- Aim of the task: Copy each line that has the string "What" somewhere in it.

Collected data
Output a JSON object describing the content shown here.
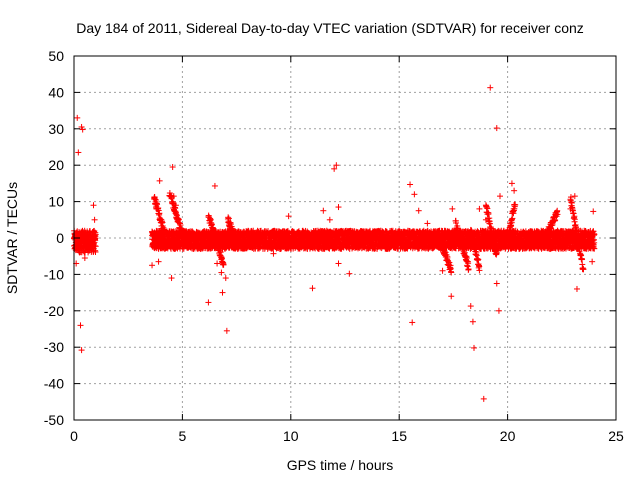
{
  "chart_data": {
    "type": "scatter",
    "title": "Day 184 of 2011, Sidereal Day-to-day VTEC variation (SDTVAR) for receiver conz",
    "xlabel": "GPS time / hours",
    "ylabel": "SDTVAR / TECUs",
    "xlim": [
      0,
      25
    ],
    "ylim": [
      -50,
      50
    ],
    "xticks": [
      0,
      5,
      10,
      15,
      20,
      25
    ],
    "yticks": [
      -50,
      -40,
      -30,
      -20,
      -10,
      0,
      10,
      20,
      30,
      40,
      50
    ],
    "xtick_labels": [
      "0",
      "5",
      "10",
      "15",
      "20",
      "25"
    ],
    "ytick_labels": [
      "-50",
      "-40",
      "-30",
      "-20",
      "-10",
      "0",
      "10",
      "20",
      "30",
      "40",
      "50"
    ],
    "grid": true,
    "marker": "+",
    "color": "#ff0000",
    "series": [
      {
        "name": "SDTVAR",
        "dense_segments": [
          {
            "x": [
              0.0,
              1.0
            ],
            "band": [
              -4,
              2
            ]
          },
          {
            "x": [
              3.6,
              24.0
            ],
            "band": [
              -3,
              2
            ]
          }
        ],
        "points": [
          {
            "x": 0.15,
            "y": 33.0
          },
          {
            "x": 0.2,
            "y": 23.5
          },
          {
            "x": 0.35,
            "y": 30.5
          },
          {
            "x": 0.4,
            "y": 29.8
          },
          {
            "x": 0.3,
            "y": -24.0
          },
          {
            "x": 0.35,
            "y": -30.8
          },
          {
            "x": 0.1,
            "y": -7.0
          },
          {
            "x": 0.5,
            "y": -5.5
          },
          {
            "x": 0.9,
            "y": 9.0
          },
          {
            "x": 0.95,
            "y": 5.0
          },
          {
            "x": 0.85,
            "y": -2.0
          },
          {
            "x": 3.6,
            "y": -7.5
          },
          {
            "x": 3.9,
            "y": -6.5
          },
          {
            "x": 3.95,
            "y": 15.7
          },
          {
            "x": 3.7,
            "y": 11.0
          },
          {
            "x": 3.8,
            "y": 8.0
          },
          {
            "x": 4.55,
            "y": 19.5
          },
          {
            "x": 4.5,
            "y": -11.0
          },
          {
            "x": 4.6,
            "y": 11.5
          },
          {
            "x": 4.7,
            "y": 9.0
          },
          {
            "x": 6.2,
            "y": -17.7
          },
          {
            "x": 6.5,
            "y": 14.3
          },
          {
            "x": 6.6,
            "y": -7.0
          },
          {
            "x": 6.8,
            "y": -9.5
          },
          {
            "x": 6.85,
            "y": -15.0
          },
          {
            "x": 7.0,
            "y": -11.0
          },
          {
            "x": 7.05,
            "y": -25.5
          },
          {
            "x": 6.3,
            "y": 5.0
          },
          {
            "x": 9.2,
            "y": -4.3
          },
          {
            "x": 9.9,
            "y": 6.0
          },
          {
            "x": 11.0,
            "y": -13.8
          },
          {
            "x": 11.5,
            "y": 7.5
          },
          {
            "x": 11.8,
            "y": 5.0
          },
          {
            "x": 12.0,
            "y": 19.0
          },
          {
            "x": 12.1,
            "y": 20.0
          },
          {
            "x": 12.2,
            "y": 8.5
          },
          {
            "x": 12.2,
            "y": -7.0
          },
          {
            "x": 12.7,
            "y": -9.8
          },
          {
            "x": 15.5,
            "y": 14.7
          },
          {
            "x": 15.7,
            "y": 12.0
          },
          {
            "x": 15.6,
            "y": -23.2
          },
          {
            "x": 15.9,
            "y": 7.5
          },
          {
            "x": 16.3,
            "y": 4.0
          },
          {
            "x": 17.0,
            "y": -9.0
          },
          {
            "x": 17.4,
            "y": -16.0
          },
          {
            "x": 17.45,
            "y": 8.0
          },
          {
            "x": 18.3,
            "y": -18.7
          },
          {
            "x": 18.4,
            "y": -23.0
          },
          {
            "x": 18.45,
            "y": -30.2
          },
          {
            "x": 18.9,
            "y": -44.2
          },
          {
            "x": 19.2,
            "y": 41.3
          },
          {
            "x": 19.5,
            "y": 30.2
          },
          {
            "x": 19.5,
            "y": -12.5
          },
          {
            "x": 19.6,
            "y": -20.0
          },
          {
            "x": 19.65,
            "y": 11.5
          },
          {
            "x": 20.2,
            "y": 15.0
          },
          {
            "x": 20.3,
            "y": 13.0
          },
          {
            "x": 23.1,
            "y": 11.5
          },
          {
            "x": 23.2,
            "y": -14.0
          },
          {
            "x": 23.95,
            "y": 7.3
          },
          {
            "x": 23.9,
            "y": -6.5
          },
          {
            "x": 22.9,
            "y": 8.0
          },
          {
            "x": 18.7,
            "y": 8.0
          },
          {
            "x": 19.0,
            "y": 5.0
          }
        ],
        "excursions": [
          {
            "x": [
              3.7,
              4.2
            ],
            "from": 11,
            "to": 1
          },
          {
            "x": [
              4.4,
              5.0
            ],
            "from": 12.5,
            "to": 1
          },
          {
            "x": [
              6.2,
              6.9
            ],
            "from": 6,
            "to": -7
          },
          {
            "x": [
              7.1,
              7.5
            ],
            "from": 5,
            "to": -1
          },
          {
            "x": [
              16.9,
              17.4
            ],
            "from": -1,
            "to": -9
          },
          {
            "x": [
              17.6,
              18.2
            ],
            "from": 4,
            "to": -8
          },
          {
            "x": [
              18.3,
              18.7
            ],
            "from": 2,
            "to": -8
          },
          {
            "x": [
              19.0,
              19.5
            ],
            "from": 9,
            "to": -5
          },
          {
            "x": [
              20.05,
              20.35
            ],
            "from": 1,
            "to": 10
          },
          {
            "x": [
              21.8,
              22.3
            ],
            "from": 1,
            "to": 7
          },
          {
            "x": [
              22.9,
              23.5
            ],
            "from": 11,
            "to": -9
          }
        ]
      }
    ]
  }
}
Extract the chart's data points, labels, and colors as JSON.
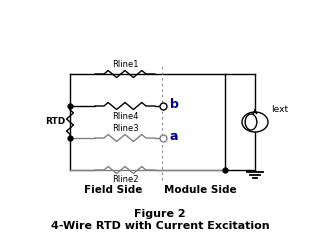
{
  "title_line1": "Figure 2",
  "title_line2": "4-Wire RTD with Current Excitation",
  "field_side_label": "Field Side",
  "module_side_label": "Module Side",
  "label_rline1": "Rline1",
  "label_rline2": "Rline2",
  "label_rline3": "Rline3",
  "label_rline4": "Rline4",
  "label_rtd": "RTD",
  "label_iext": "Iext",
  "label_a": "a",
  "label_b": "b",
  "line_color": "#000000",
  "gray_color": "#808080",
  "bg_color": "#ffffff",
  "fig_width": 3.2,
  "fig_height": 2.44,
  "dpi": 100
}
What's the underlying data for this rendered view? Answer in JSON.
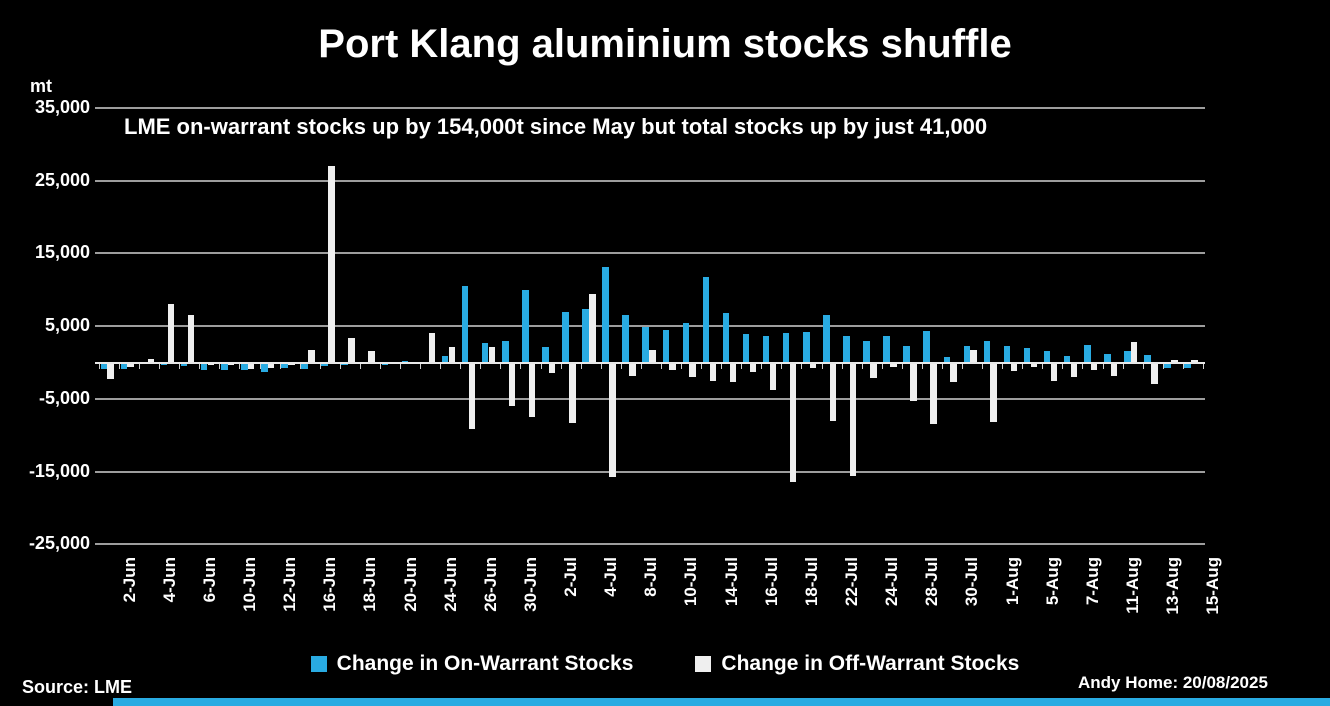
{
  "title": "Port Klang aluminium stocks shuffle",
  "subtitle": "LME on-warrant stocks up by 154,000t  since May but total stocks up by just 41,000",
  "y_axis": {
    "unit_label": "mt",
    "ticks": [
      {
        "value": 35000,
        "label": "35,000"
      },
      {
        "value": 25000,
        "label": "25,000"
      },
      {
        "value": 15000,
        "label": "15,000"
      },
      {
        "value": 5000,
        "label": "5,000"
      },
      {
        "value": -5000,
        "label": "-5,000"
      },
      {
        "value": -15000,
        "label": "-15,000"
      },
      {
        "value": -25000,
        "label": "-25,000"
      }
    ]
  },
  "legend": [
    {
      "label": "Change in On-Warrant Stocks",
      "color": "#29abe2"
    },
    {
      "label": "Change in Off-Warrant Stocks",
      "color": "#efefef"
    }
  ],
  "footer": {
    "source": "Source: LME",
    "credit": "Andy Home: 20/08/2025"
  },
  "colors": {
    "background": "#000000",
    "on_warrant": "#29abe2",
    "off_warrant": "#efefef",
    "gridline": "#9d9d9d",
    "text": "#ffffff",
    "footer_strip": "#29abe2"
  },
  "chart_data": {
    "type": "bar",
    "title": "Port Klang aluminium stocks shuffle",
    "subtitle": "LME on-warrant stocks up by 154,000t  since May but total stocks up by just 41,000",
    "ylabel": "mt",
    "ylim": [
      -25000,
      35000
    ],
    "y_tick_step": 10000,
    "grid": true,
    "legend_position": "bottom",
    "x_tick_every": 2,
    "categories": [
      "2-Jun",
      "3-Jun",
      "4-Jun",
      "5-Jun",
      "6-Jun",
      "9-Jun",
      "10-Jun",
      "11-Jun",
      "12-Jun",
      "13-Jun",
      "16-Jun",
      "17-Jun",
      "18-Jun",
      "19-Jun",
      "20-Jun",
      "23-Jun",
      "24-Jun",
      "25-Jun",
      "26-Jun",
      "27-Jun",
      "30-Jun",
      "1-Jul",
      "2-Jul",
      "3-Jul",
      "4-Jul",
      "7-Jul",
      "8-Jul",
      "9-Jul",
      "10-Jul",
      "11-Jul",
      "14-Jul",
      "15-Jul",
      "16-Jul",
      "17-Jul",
      "18-Jul",
      "21-Jul",
      "22-Jul",
      "23-Jul",
      "24-Jul",
      "25-Jul",
      "28-Jul",
      "29-Jul",
      "30-Jul",
      "31-Jul",
      "1-Aug",
      "4-Aug",
      "5-Aug",
      "6-Aug",
      "7-Aug",
      "8-Aug",
      "11-Aug",
      "12-Aug",
      "13-Aug",
      "14-Aug",
      "15-Aug"
    ],
    "x_tick_labels": [
      "2-Jun",
      "4-Jun",
      "6-Jun",
      "10-Jun",
      "12-Jun",
      "16-Jun",
      "18-Jun",
      "20-Jun",
      "24-Jun",
      "26-Jun",
      "30-Jun",
      "2-Jul",
      "4-Jul",
      "8-Jul",
      "10-Jul",
      "14-Jul",
      "16-Jul",
      "18-Jul",
      "22-Jul",
      "24-Jul",
      "28-Jul",
      "30-Jul",
      "1-Aug",
      "5-Aug",
      "7-Aug",
      "11-Aug",
      "13-Aug",
      "15-Aug"
    ],
    "series": [
      {
        "name": "Change in On-Warrant Stocks",
        "color": "#29abe2",
        "values": [
          -900,
          -900,
          0,
          -400,
          -500,
          -1100,
          -1100,
          -1000,
          -1300,
          -800,
          -900,
          -500,
          -300,
          0,
          -400,
          200,
          0,
          900,
          10500,
          2650,
          2900,
          10000,
          2200,
          7000,
          7300,
          13200,
          6500,
          4900,
          4500,
          5400,
          11700,
          6800,
          3900,
          3700,
          4000,
          4200,
          6500,
          3600,
          2900,
          3600,
          2300,
          4400,
          800,
          2300,
          3000,
          2300,
          2000,
          1600,
          900,
          2400,
          1200,
          1600,
          1100,
          -700,
          -800
        ]
      },
      {
        "name": "Change in Off-Warrant Stocks",
        "color": "#efefef",
        "values": [
          -2300,
          -650,
          550,
          8000,
          6500,
          -400,
          -300,
          -900,
          -700,
          -300,
          1750,
          27000,
          3400,
          1550,
          0,
          0,
          4000,
          2100,
          -9200,
          2200,
          -6000,
          -7500,
          -1500,
          -8300,
          9400,
          -15700,
          -1800,
          1750,
          -1000,
          -2000,
          -2600,
          -2700,
          -1300,
          -3800,
          -16500,
          -700,
          -8000,
          -15600,
          -2200,
          -600,
          -5300,
          -8500,
          -2700,
          1750,
          -8200,
          -1200,
          -650,
          -2500,
          -2000,
          -1000,
          -1900,
          2800,
          -2900,
          300,
          400
        ]
      }
    ]
  }
}
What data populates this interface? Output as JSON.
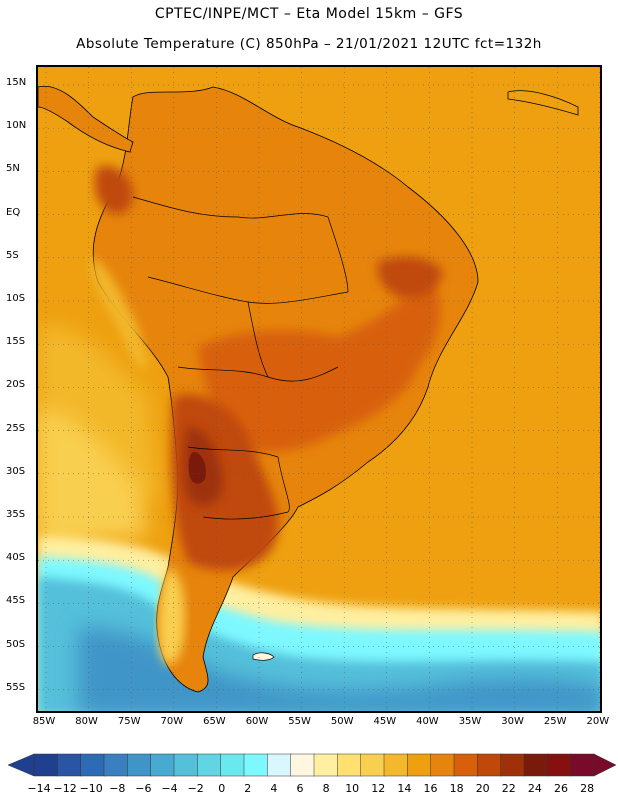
{
  "header": {
    "line1": "CPTEC/INPE/MCT –  Eta Model 15km – GFS",
    "line2": "Absolute Temperature (C) 850hPa – 21/01/2021 12UTC fct=132h"
  },
  "map": {
    "latitude_labels": [
      "15N",
      "10N",
      "5N",
      "EQ",
      "5S",
      "10S",
      "15S",
      "20S",
      "25S",
      "30S",
      "35S",
      "40S",
      "45S",
      "50S",
      "55S"
    ],
    "longitude_labels": [
      "85W",
      "80W",
      "75W",
      "70W",
      "65W",
      "60W",
      "55W",
      "50W",
      "45W",
      "40W",
      "35W",
      "30W",
      "25W",
      "20W"
    ],
    "colors": {
      "ocean_warm": "#f0b020",
      "land_warm": "#e88a10",
      "hot": "#d05a0a",
      "very_hot": "#a8380a",
      "cold_sea": "#40b8d8",
      "frame": "#000000"
    }
  },
  "colorbar": {
    "labels": [
      "-14",
      "-12",
      "-10",
      "-8",
      "-6",
      "-4",
      "-2",
      "0",
      "2",
      "4",
      "6",
      "8",
      "10",
      "12",
      "14",
      "16",
      "18",
      "20",
      "22",
      "24",
      "26",
      "28"
    ],
    "colors": [
      "#1f3f8f",
      "#2a55a5",
      "#2f6ab5",
      "#3a80c0",
      "#3f95c8",
      "#48aad0",
      "#55c0da",
      "#62d5e5",
      "#6ae8ef",
      "#7df8ff",
      "#d8f7ff",
      "#fff6df",
      "#ffefa0",
      "#ffe070",
      "#f9cf50",
      "#f3b82c",
      "#eea010",
      "#e6840c",
      "#d8600a",
      "#c04808",
      "#9e300a",
      "#7a1a0a",
      "#861010",
      "#7a0a2a"
    ]
  }
}
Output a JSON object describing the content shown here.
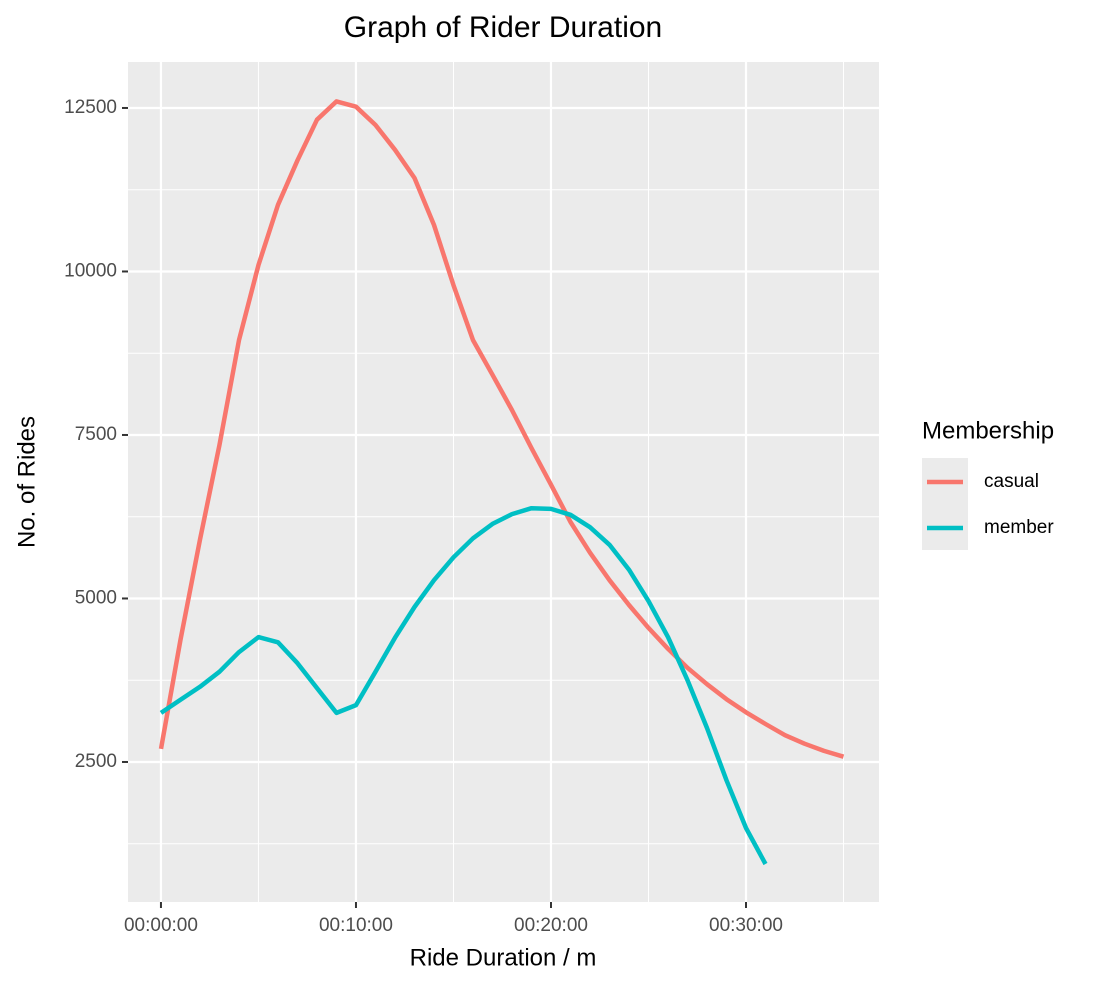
{
  "chart_data": {
    "type": "line",
    "title": "Graph of Rider Duration",
    "x_label": "Ride Duration / m",
    "y_label": "No. of Rides",
    "legend_title": "Membership",
    "legend": "right",
    "x": [
      0,
      1,
      2,
      3,
      4,
      5,
      6,
      7,
      8,
      9,
      10,
      11,
      12,
      13,
      14,
      15,
      16,
      17,
      18,
      19,
      20,
      21,
      22,
      23,
      24,
      25,
      26,
      27,
      28,
      29,
      30,
      31,
      32,
      33,
      34,
      35
    ],
    "series": [
      {
        "name": "casual",
        "color": "#f8766d",
        "values": [
          2700,
          4370,
          5900,
          7350,
          8950,
          10100,
          11020,
          11700,
          12320,
          12600,
          12520,
          12240,
          11860,
          11430,
          10710,
          9790,
          8950,
          8420,
          7880,
          7300,
          6740,
          6170,
          5700,
          5280,
          4900,
          4550,
          4230,
          3940,
          3690,
          3460,
          3260,
          3080,
          2910,
          2780,
          2670,
          2580
        ]
      },
      {
        "name": "member",
        "color": "#00bfc4",
        "values": [
          3250,
          3450,
          3650,
          3880,
          4180,
          4410,
          4330,
          4010,
          3630,
          3250,
          3370,
          3880,
          4400,
          4870,
          5280,
          5630,
          5920,
          6140,
          6290,
          6380,
          6370,
          6280,
          6090,
          5820,
          5440,
          4960,
          4410,
          3750,
          3020,
          2220,
          1490,
          940,
          null,
          null,
          null,
          null
        ]
      }
    ],
    "xlim": [
      -1.69,
      36.82
    ],
    "xticks": [
      {
        "value": 0,
        "label": "00:00:00"
      },
      {
        "value": 10,
        "label": "00:10:00"
      },
      {
        "value": 20,
        "label": "00:20:00"
      },
      {
        "value": 30,
        "label": "00:30:00"
      }
    ],
    "x_minor_grid": [
      5,
      15,
      25,
      35
    ],
    "ylim": [
      359,
      13203
    ],
    "yticks": [
      2500,
      5000,
      7500,
      10000,
      12500
    ],
    "y_minor_grid": [
      1250,
      3750,
      6250,
      8750,
      11250
    ],
    "grid": true
  }
}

- Response:
What's the underlying data for this rendered view? Answer in JSON.
What data populates this interface? Output as JSON.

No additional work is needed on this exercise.